Problem requirements: What follows are records. Restate all of them word for word.

Task data:

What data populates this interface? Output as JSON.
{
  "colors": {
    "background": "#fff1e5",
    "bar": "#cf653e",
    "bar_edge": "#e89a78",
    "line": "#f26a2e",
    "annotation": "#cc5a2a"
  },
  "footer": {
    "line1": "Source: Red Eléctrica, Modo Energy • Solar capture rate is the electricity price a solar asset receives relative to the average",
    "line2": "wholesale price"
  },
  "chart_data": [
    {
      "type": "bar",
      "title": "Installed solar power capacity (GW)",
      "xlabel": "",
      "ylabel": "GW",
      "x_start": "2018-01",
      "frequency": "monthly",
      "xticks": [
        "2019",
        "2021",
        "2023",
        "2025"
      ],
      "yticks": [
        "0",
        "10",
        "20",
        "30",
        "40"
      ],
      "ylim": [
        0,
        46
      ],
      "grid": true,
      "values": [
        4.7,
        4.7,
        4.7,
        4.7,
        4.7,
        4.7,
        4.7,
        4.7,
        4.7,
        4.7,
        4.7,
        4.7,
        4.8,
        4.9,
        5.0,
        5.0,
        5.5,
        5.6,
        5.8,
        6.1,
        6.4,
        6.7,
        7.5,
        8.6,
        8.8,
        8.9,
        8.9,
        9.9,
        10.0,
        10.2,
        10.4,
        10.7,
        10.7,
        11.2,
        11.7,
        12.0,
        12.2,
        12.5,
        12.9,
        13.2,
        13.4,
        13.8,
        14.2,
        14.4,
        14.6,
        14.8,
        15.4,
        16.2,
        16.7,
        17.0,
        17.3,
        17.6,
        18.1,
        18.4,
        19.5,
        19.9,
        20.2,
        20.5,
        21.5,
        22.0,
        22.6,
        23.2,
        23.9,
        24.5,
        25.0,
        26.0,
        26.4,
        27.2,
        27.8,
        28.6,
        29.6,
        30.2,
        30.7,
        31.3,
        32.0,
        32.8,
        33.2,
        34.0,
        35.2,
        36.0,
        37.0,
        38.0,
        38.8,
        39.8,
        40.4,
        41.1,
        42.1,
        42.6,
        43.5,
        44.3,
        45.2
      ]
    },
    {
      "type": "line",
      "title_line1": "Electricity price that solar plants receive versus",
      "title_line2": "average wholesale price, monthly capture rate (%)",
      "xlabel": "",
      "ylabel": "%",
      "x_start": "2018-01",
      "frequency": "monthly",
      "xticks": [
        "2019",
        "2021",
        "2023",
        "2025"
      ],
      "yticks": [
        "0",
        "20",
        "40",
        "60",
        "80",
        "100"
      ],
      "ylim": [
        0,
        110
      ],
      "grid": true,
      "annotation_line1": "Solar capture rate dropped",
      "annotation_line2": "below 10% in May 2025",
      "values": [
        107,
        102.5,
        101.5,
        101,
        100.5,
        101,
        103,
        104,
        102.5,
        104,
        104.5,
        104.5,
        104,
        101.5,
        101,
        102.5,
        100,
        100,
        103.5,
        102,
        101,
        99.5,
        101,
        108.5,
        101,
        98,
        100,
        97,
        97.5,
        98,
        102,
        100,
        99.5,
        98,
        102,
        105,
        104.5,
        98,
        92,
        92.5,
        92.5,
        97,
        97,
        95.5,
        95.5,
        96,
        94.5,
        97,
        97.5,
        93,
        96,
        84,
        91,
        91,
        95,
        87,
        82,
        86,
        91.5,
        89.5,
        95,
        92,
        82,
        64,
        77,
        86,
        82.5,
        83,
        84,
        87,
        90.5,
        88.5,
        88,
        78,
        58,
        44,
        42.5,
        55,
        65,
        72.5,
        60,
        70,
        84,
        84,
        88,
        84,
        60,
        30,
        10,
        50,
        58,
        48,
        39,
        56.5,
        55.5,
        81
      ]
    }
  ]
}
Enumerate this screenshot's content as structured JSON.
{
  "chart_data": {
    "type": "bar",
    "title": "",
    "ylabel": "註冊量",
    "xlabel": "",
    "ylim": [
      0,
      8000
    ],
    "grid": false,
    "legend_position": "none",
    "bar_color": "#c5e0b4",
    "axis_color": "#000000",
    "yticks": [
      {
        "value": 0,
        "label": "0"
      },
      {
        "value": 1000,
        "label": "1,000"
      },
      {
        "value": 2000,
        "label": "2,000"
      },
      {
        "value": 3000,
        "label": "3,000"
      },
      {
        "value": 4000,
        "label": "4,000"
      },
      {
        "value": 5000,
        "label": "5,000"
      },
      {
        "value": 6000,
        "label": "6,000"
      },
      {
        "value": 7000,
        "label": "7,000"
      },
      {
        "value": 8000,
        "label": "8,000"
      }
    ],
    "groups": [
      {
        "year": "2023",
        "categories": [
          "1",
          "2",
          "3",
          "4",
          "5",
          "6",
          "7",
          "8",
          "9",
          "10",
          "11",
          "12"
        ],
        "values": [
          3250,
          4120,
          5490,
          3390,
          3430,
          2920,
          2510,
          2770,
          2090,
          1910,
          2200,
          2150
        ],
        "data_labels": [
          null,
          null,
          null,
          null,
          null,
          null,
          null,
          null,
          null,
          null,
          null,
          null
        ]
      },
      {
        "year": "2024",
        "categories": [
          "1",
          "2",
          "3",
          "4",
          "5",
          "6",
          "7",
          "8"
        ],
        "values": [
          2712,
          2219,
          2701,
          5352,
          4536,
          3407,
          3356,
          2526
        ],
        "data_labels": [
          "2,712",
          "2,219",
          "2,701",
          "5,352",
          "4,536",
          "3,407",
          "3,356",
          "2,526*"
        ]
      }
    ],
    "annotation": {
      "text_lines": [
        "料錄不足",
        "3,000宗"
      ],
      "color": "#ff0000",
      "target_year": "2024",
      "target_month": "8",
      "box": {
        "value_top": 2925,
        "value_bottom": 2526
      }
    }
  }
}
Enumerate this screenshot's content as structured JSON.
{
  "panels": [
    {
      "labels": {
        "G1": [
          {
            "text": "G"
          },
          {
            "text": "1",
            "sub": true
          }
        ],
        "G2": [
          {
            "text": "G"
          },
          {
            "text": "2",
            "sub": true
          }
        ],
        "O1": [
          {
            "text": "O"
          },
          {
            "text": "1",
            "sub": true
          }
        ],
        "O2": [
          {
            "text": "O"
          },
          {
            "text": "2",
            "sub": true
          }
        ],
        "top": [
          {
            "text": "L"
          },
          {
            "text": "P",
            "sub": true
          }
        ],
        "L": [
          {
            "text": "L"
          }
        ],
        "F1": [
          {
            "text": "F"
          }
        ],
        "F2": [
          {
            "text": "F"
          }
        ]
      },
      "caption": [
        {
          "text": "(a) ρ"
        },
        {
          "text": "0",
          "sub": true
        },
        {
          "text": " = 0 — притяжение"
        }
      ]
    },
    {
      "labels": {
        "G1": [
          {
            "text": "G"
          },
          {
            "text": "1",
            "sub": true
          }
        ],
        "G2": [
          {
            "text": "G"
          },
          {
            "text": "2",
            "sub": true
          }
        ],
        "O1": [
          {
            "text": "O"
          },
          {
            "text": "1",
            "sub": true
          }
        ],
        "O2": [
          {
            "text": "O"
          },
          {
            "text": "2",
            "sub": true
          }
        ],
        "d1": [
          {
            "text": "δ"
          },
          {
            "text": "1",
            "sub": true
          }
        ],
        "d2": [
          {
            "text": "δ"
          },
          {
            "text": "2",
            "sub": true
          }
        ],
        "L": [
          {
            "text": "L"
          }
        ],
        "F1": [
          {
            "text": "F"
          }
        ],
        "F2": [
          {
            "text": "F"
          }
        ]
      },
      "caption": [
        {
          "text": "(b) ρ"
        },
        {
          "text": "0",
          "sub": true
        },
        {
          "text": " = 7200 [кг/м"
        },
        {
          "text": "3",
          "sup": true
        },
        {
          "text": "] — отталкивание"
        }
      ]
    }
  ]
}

Correct result:
What data populates this interface? Output as JSON.
{
  "colors": {
    "background": "#fff1e5",
    "bar": "#cf653e",
    "bar_edge": "#e89a78",
    "line": "#f26a2e",
    "annotation": "#cc5a2a"
  },
  "footer": {
    "line1": "Source: Red Eléctrica, Modo Energy • Solar capture rate is the electricity price a solar asset receives relative to the average",
    "line2": "wholesale price"
  },
  "chart_data": [
    {
      "type": "bar",
      "title": "Installed solar power capacity (GW)",
      "xlabel": "",
      "ylabel": "GW",
      "x_start": "2018-01",
      "frequency": "monthly",
      "xticks": [
        "2019",
        "2021",
        "2023",
        "2025"
      ],
      "yticks": [
        "0",
        "10",
        "20",
        "30",
        "40"
      ],
      "ylim": [
        0,
        46
      ],
      "grid": true,
      "values": [
        4.7,
        4.7,
        4.7,
        4.7,
        4.7,
        4.7,
        4.7,
        4.7,
        4.7,
        4.7,
        4.7,
        4.7,
        4.8,
        4.9,
        5.0,
        5.0,
        5.5,
        5.6,
        5.8,
        6.1,
        6.4,
        6.7,
        7.5,
        8.6,
        8.8,
        8.9,
        8.9,
        9.9,
        10.0,
        10.2,
        10.4,
        10.7,
        10.7,
        11.2,
        11.7,
        12.0,
        12.2,
        12.5,
        12.9,
        13.2,
        13.4,
        13.8,
        14.2,
        14.4,
        14.6,
        14.8,
        15.4,
        16.2,
        16.7,
        17.0,
        17.3,
        17.6,
        18.1,
        18.4,
        19.5,
        19.9,
        20.2,
        20.5,
        21.5,
        22.0,
        22.6,
        23.2,
        23.9,
        24.5,
        25.0,
        26.0,
        26.4,
        27.2,
        27.8,
        28.6,
        29.6,
        30.2,
        30.7,
        31.3,
        32.0,
        32.8,
        33.2,
        34.0,
        35.2,
        36.0,
        37.0,
        38.0,
        38.8,
        39.8,
        40.4,
        41.1,
        42.1,
        42.6,
        43.5,
        44.3,
        45.2
      ]
    },
    {
      "type": "line",
      "title_line1": "Electricity price that solar plants receive versus",
      "title_line2": "average wholesale price, monthly capture rate (%)",
      "xlabel": "",
      "ylabel": "%",
      "x_start": "2018-01",
      "frequency": "monthly",
      "xticks": [
        "2019",
        "2021",
        "2023",
        "2025"
      ],
      "yticks": [
        "0",
        "20",
        "40",
        "60",
        "80",
        "100"
      ],
      "ylim": [
        0,
        110
      ],
      "grid": true,
      "annotation_line1": "Solar capture rate dropped",
      "annotation_line2": "below 10% in May 2025",
      "values": [
        107,
        102.5,
        101.5,
        101,
        100.5,
        101,
        103,
        104,
        102.5,
        104,
        104.5,
        104.5,
        104,
        101.5,
        101,
        102.5,
        100,
        100,
        103.5,
        102,
        101,
        99.5,
        101,
        108.5,
        101,
        98,
        100,
        97,
        97.5,
        98,
        102,
        100,
        99.5,
        98,
        102,
        105,
        104.5,
        98,
        92,
        92.5,
        92.5,
        97,
        97,
        95.5,
        95.5,
        96,
        94.5,
        97,
        97.5,
        93,
        96,
        84,
        91,
        91,
        95,
        87,
        82,
        86,
        91.5,
        89.5,
        95,
        92,
        82,
        64,
        77,
        86,
        82.5,
        83,
        84,
        87,
        90.5,
        88.5,
        88,
        78,
        58,
        44,
        42.5,
        55,
        65,
        72.5,
        60,
        70,
        84,
        84,
        88,
        84,
        60,
        30,
        10,
        50,
        58,
        48,
        39,
        56.5,
        55.5,
        81
      ]
    }
  ]
}
Enumerate this screenshot's content as structured JSON.
{
  "chart_data": {
    "type": "bar",
    "title": "",
    "ylabel": "註冊量",
    "xlabel": "",
    "ylim": [
      0,
      8000
    ],
    "grid": false,
    "legend_position": "none",
    "bar_color": "#c5e0b4",
    "axis_color": "#000000",
    "yticks": [
      {
        "value": 0,
        "label": "0"
      },
      {
        "value": 1000,
        "label": "1,000"
      },
      {
        "value": 2000,
        "label": "2,000"
      },
      {
        "value": 3000,
        "label": "3,000"
      },
      {
        "value": 4000,
        "label": "4,000"
      },
      {
        "value": 5000,
        "label": "5,000"
      },
      {
        "value": 6000,
        "label": "6,000"
      },
      {
        "value": 7000,
        "label": "7,000"
      },
      {
        "value": 8000,
        "label": "8,000"
      }
    ],
    "groups": [
      {
        "year": "2023",
        "categories": [
          "1",
          "2",
          "3",
          "4",
          "5",
          "6",
          "7",
          "8",
          "9",
          "10",
          "11",
          "12"
        ],
        "values": [
          3250,
          4120,
          5490,
          3390,
          3430,
          2920,
          2510,
          2770,
          2090,
          1910,
          2200,
          2150
        ],
        "data_labels": [
          null,
          null,
          null,
          null,
          null,
          null,
          null,
          null,
          null,
          null,
          null,
          null
        ]
      },
      {
        "year": "2024",
        "categories": [
          "1",
          "2",
          "3",
          "4",
          "5",
          "6",
          "7",
          "8"
        ],
        "values": [
          2712,
          2219,
          2701,
          5352,
          4536,
          3407,
          3356,
          2526
        ],
        "data_labels": [
          "2,712",
          "2,219",
          "2,701",
          "5,352",
          "4,536",
          "3,407",
          "3,356",
          "2,526*"
        ]
      }
    ],
    "annotation": {
      "text_lines": [
        "料錄不足",
        "3,000宗"
      ],
      "color": "#ff0000",
      "target_year": "2024",
      "target_month": "8",
      "box": {
        "value_top": 2925,
        "value_bottom": 2526
      }
    }
  }
}
Enumerate this screenshot's content as structured JSON.
{
  "panels": [
    {
      "labels": {
        "G1": [
          {
            "text": "G"
          },
          {
            "text": "1",
            "sub": true
          }
        ],
        "G2": [
          {
            "text": "G"
          },
          {
            "text": "2",
            "sub": true
          }
        ],
        "O1": [
          {
            "text": "O"
          },
          {
            "text": "1",
            "sub": true
          }
        ],
        "O2": [
          {
            "text": "O"
          },
          {
            "text": "2",
            "sub": true
          }
        ],
        "top": [
          {
            "text": "L"
          },
          {
            "text": "P",
            "sub": true
          }
        ],
        "L": [
          {
            "text": "L"
          }
        ],
        "F1": [
          {
            "text": "F"
          }
        ],
        "F2": [
          {
            "text": "F"
          }
        ]
      },
      "caption": [
        {
          "text": "(a) ρ"
        },
        {
          "text": "0",
          "sub": true
        },
        {
          "text": " = 0 — притяжение"
        }
      ]
    },
    {
      "labels": {
        "G1": [
          {
            "text": "G"
          },
          {
            "text": "1",
            "sub": true
          }
        ],
        "G2": [
          {
            "text": "G"
          },
          {
            "text": "2",
            "sub": true
          }
        ],
        "O1": [
          {
            "text": "O"
          },
          {
            "text": "1",
            "sub": true
          }
        ],
        "O2": [
          {
            "text": "O"
          },
          {
            "text": "2",
            "sub": true
          }
        ],
        "d1": [
          {
            "text": "δ"
          },
          {
            "text": "1",
            "sub": true
          }
        ],
        "d2": [
          {
            "text": "δ"
          },
          {
            "text": "2",
            "sub": true
          }
        ],
        "L": [
          {
            "text": "L"
          }
        ],
        "F1": [
          {
            "text": "F"
          }
        ],
        "F2": [
          {
            "text": "F"
          }
        ]
      },
      "caption": [
        {
          "text": "(b) ρ"
        },
        {
          "text": "0",
          "sub": true
        },
        {
          "text": " = 7200 [кг/м"
        },
        {
          "text": "3",
          "sup": true
        },
        {
          "text": "] — отталкивание"
        }
      ]
    }
  ]
}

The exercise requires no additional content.